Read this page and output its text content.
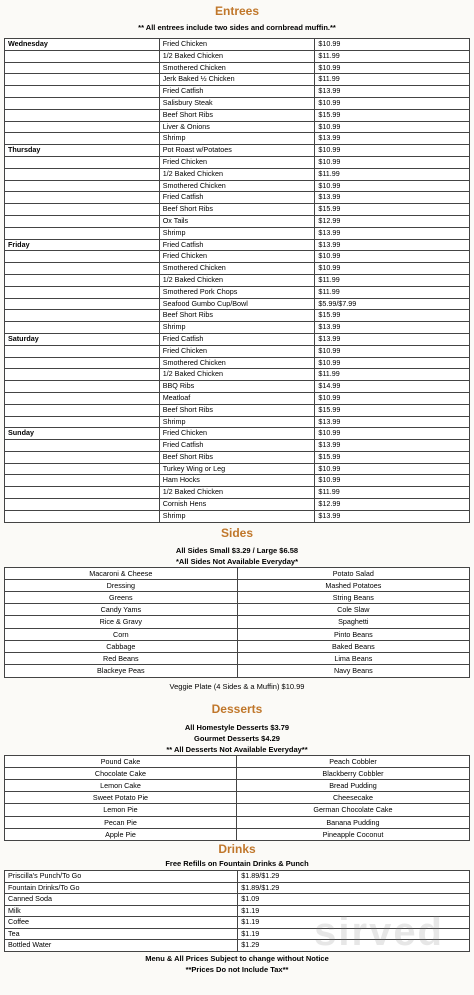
Entrees
** All entrees include two sides and cornbread muffin.**
Wednesday	Fried Chicken	$10.99
	1/2 Baked Chicken	$11.99
	Smothered Chicken	$10.99
	Jerk Baked ½ Chicken	$11.99
	Fried Catfish	$13.99
	Salisbury Steak	$10.99
	Beef Short Ribs	$15.99
	Liver & Onions	$10.99
	Shrimp	$13.99
Thursday	Pot Roast w/Potatoes	$10.99
	Fried Chicken	$10.99
	1/2 Baked Chicken	$11.99
	Smothered Chicken	$10.99
	Fried Catfish	$13.99
	Beef Short Ribs	$15.99
	Ox Tails	$12.99
	Shrimp	$13.99
Friday	Fried Catfish	$13.99
	Fried Chicken	$10.99
	Smothered Chicken	$10.99
	1/2 Baked Chicken	$11.99
	Smothered Pork Chops	$11.99
	Seafood Gumbo Cup/Bowl	$5.99/$7.99
	Beef Short Ribs	$15.99
	Shrimp	$13.99
Saturday	Fried Catfish	$13.99
	Fried Chicken	$10.99
	Smothered Chicken	$10.99
	1/2 Baked Chicken	$11.99
	BBQ Ribs	$14.99
	Meatloaf	$10.99
	Beef Short Ribs	$15.99
	Shrimp	$13.99
Sunday	Fried Chicken	$10.99
	Fried Catfish	$13.99
	Beef Short Ribs	$15.99
	Turkey Wing or Leg	$10.99
	Ham Hocks	$10.99
	1/2 Baked Chicken	$11.99
	Cornish Hens	$12.99
	Shrimp	$13.99
Sides
All Sides Small $3.29 / Large $6.58
*All Sides Not Available Everyday*
Macaroni & Cheese	Potato Salad
Dressing	Mashed Potatoes
Greens	String Beans
Candy Yams	Cole Slaw
Rice & Gravy	Spaghetti
Corn	Pinto Beans
Cabbage	Baked Beans
Red Beans	Lima Beans
Blackeye Peas	Navy Beans
Veggie Plate (4 Sides & a Muffin) $10.99
Desserts
All Homestyle Desserts $3.79
Gourmet Desserts $4.29
** All Desserts Not Available Everyday**
Pound Cake	Peach Cobbler
Chocolate Cake	Blackberry Cobbler
Lemon Cake	Bread Pudding
Sweet Potato Pie	Cheesecake
Lemon Pie	German Chocolate Cake
Pecan Pie	Banana Pudding
Apple Pie	Pineapple Coconut
Drinks
Free Refills on Fountain Drinks & Punch
Priscilla's Punch/To Go	$1.89/$1.29
Fountain Drinks/To Go	$1.89/$1.29
Canned Soda	$1.09
Milk	$1.19
Coffee	$1.19
Tea	$1.19
Bottled Water	$1.29
Menu & All Prices Subject to change without Notice
**Prices Do not Include Tax**
sirved
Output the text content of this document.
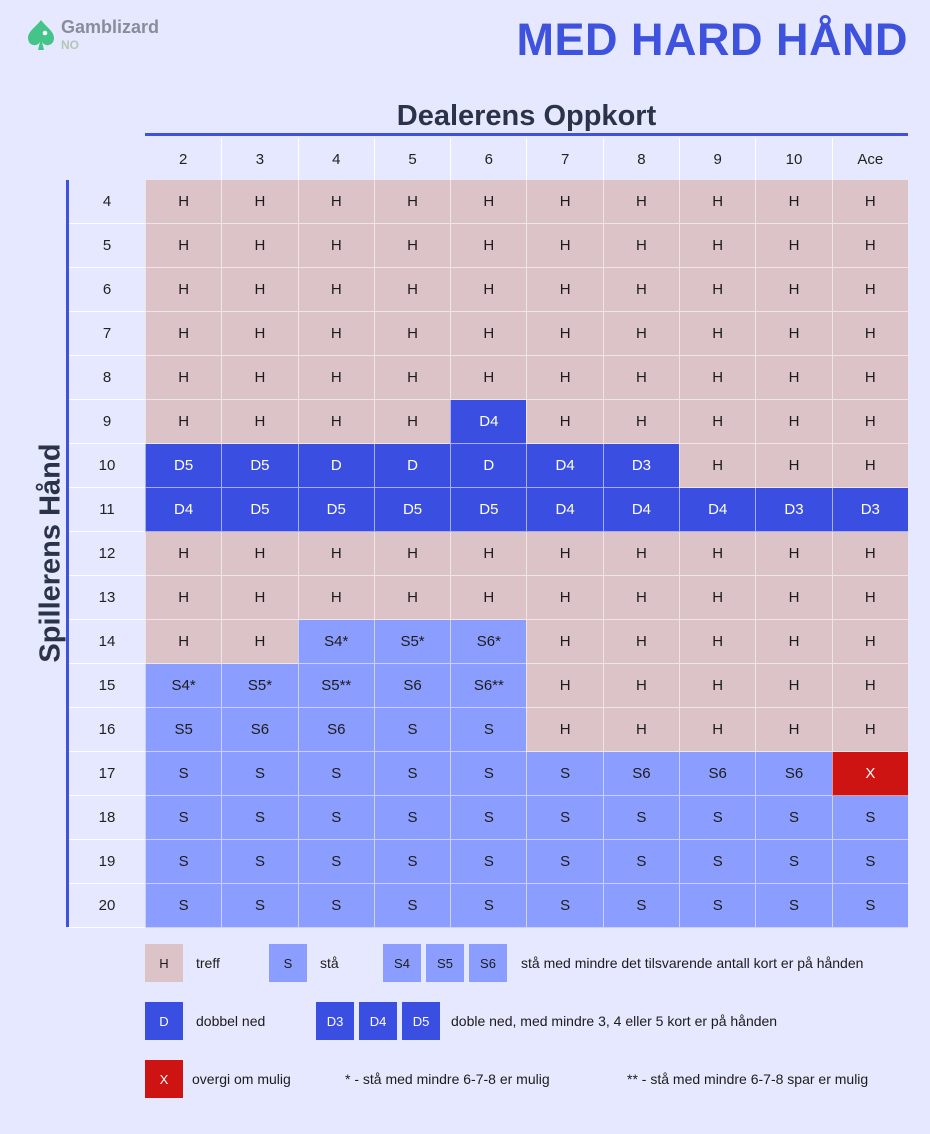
Gamblizard
NO	MED HARD HÅND
Dealerens Oppkort
Spillerens Hånd
2	3	4	5	6	7	8	9	10	Ace
4	H	H	H	H	H	H	H	H	H	H
5	H	H	H	H	H	H	H	H	H	H
6	H	H	H	H	H	H	H	H	H	H
7	H	H	H	H	H	H	H	H	H	H
8	H	H	H	H	H	H	H	H	H	H
9	H	H	H	H	D4	H	H	H	H	H
10	D5	D5	D	D	D	D4	D3	H	H	H
11	D4	D5	D5	D5	D5	D4	D4	D4	D3	D3
12	H	H	H	H	H	H	H	H	H	H
13	H	H	H	H	H	H	H	H	H	H
14	H	H	S4*	S5*	S6*	H	H	H	H	H
15	S4*	S5*	S5**	S6	S6**	H	H	H	H	H
16	S5	S6	S6	S	S	H	H	H	H	H
17	S	S	S	S	S	S	S6	S6	S6	X
18	S	S	S	S	S	S	S	S	S	S
19	S	S	S	S	S	S	S	S	S	S
20	S	S	S	S	S	S	S	S	S	S
H	treff	S	stå	S4	S5	S6	stå med mindre det tilsvarende antall kort er på hånden
D	dobbel ned	D3	D4	D5	doble ned, med mindre 3, 4 eller 5 kort er på hånden
X	overgi om mulig	* - stå med mindre 6-7-8 er mulig	** - stå med mindre 6-7-8 spar er mulig
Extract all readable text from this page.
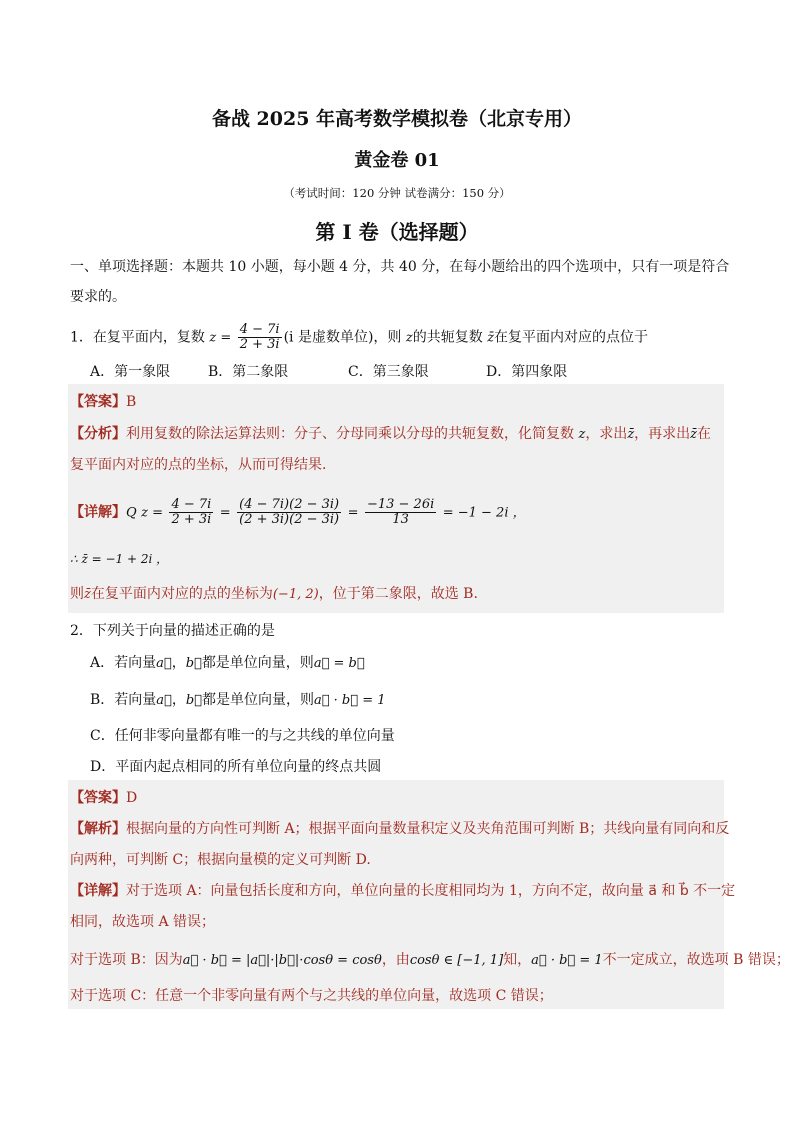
备战 2025 年高考数学模拟卷（北京专用）
黄金卷 01
（考试时间：120 分钟 试卷满分：150 分）
第 I 卷（选择题）
一、单项选择题：本题共 10 小题，每小题 4 分，共 40 分，在每小题给出的四个选项中，只有一项是符合
要求的。
1．在复平面内，复数 $z = \frac{4 - 7i}{2 + 3i} (i$ 是虚数单位)，则 z的共轭复数 z̄在复平面内对应的点位于
A．第一象限	B．第二象限	C．第三象限	D．第四象限
【答案】B
【分析】利用复数的除法运算法则：分子、分母同乘以分母的共轭复数，化简复数 z，求出z̄，再求出z̄在
复平面内对应的点的坐标，从而可得结果.
【详解】Q $z = \frac{4 - 7i}{2 + 3i} = \frac{(4 - 7i)(2 - 3i)}{(2 + 3i)(2 - 3i)} = \frac{-13 - 26i}{13} = -1 - 2i$ ，
∴ z̄ = −1 + 2i ，
则z̄在复平面内对应的点的坐标为(−1, 2)，位于第二象限，故选 B.
2．下列关于向量的描述正确的是
A．若向量a⃗，b⃗都是单位向量，则a⃗ = b⃗
B．若向量a⃗，b⃗都是单位向量，则a⃗ · b⃗ = 1
C．任何非零向量都有唯一的与之共线的单位向量
D．平面内起点相同的所有单位向量的终点共圆
【答案】D
【解析】根据向量的方向性可判断 A；根据平面向量数量积定义及夹角范围可判断 B；共线向量有同向和反
向两种，可判断 C；根据向量模的定义可判断 D.
【详解】对于选项 A：向量包括长度和方向，单位向量的长度相同均为 1，方向不定，故向量 a⃗ 和 b⃗ 不一定
相同，故选项 A 错误；
对于选项 B：因为a⃗ · b⃗ = |a⃗|·|b⃗|·cosθ = cosθ，由cosθ ∈ [−1, 1]知，a⃗ · b⃗ = 1不一定成立，故选项 B 错误；
对于选项 C：任意一个非零向量有两个与之共线的单位向量，故选项 C 错误；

# # # # # # #

• _Short task_
Copy out each line in the preceding records that contains "frac".

• _Exercise answer_
1．在复平面内，复数 $z = \frac{4 - 7i}{2 + 3i} (i$ 是虚数单位)，则 z的共轭复数 z̄在复平面内对应的点位于
【详解】Q $z = \frac{4 - 7i}{2 + 3i} = \frac{(4 - 7i)(2 - 3i)}{(2 + 3i)(2 - 3i)} = \frac{-13 - 26i}{13} = -1 - 2i$ ，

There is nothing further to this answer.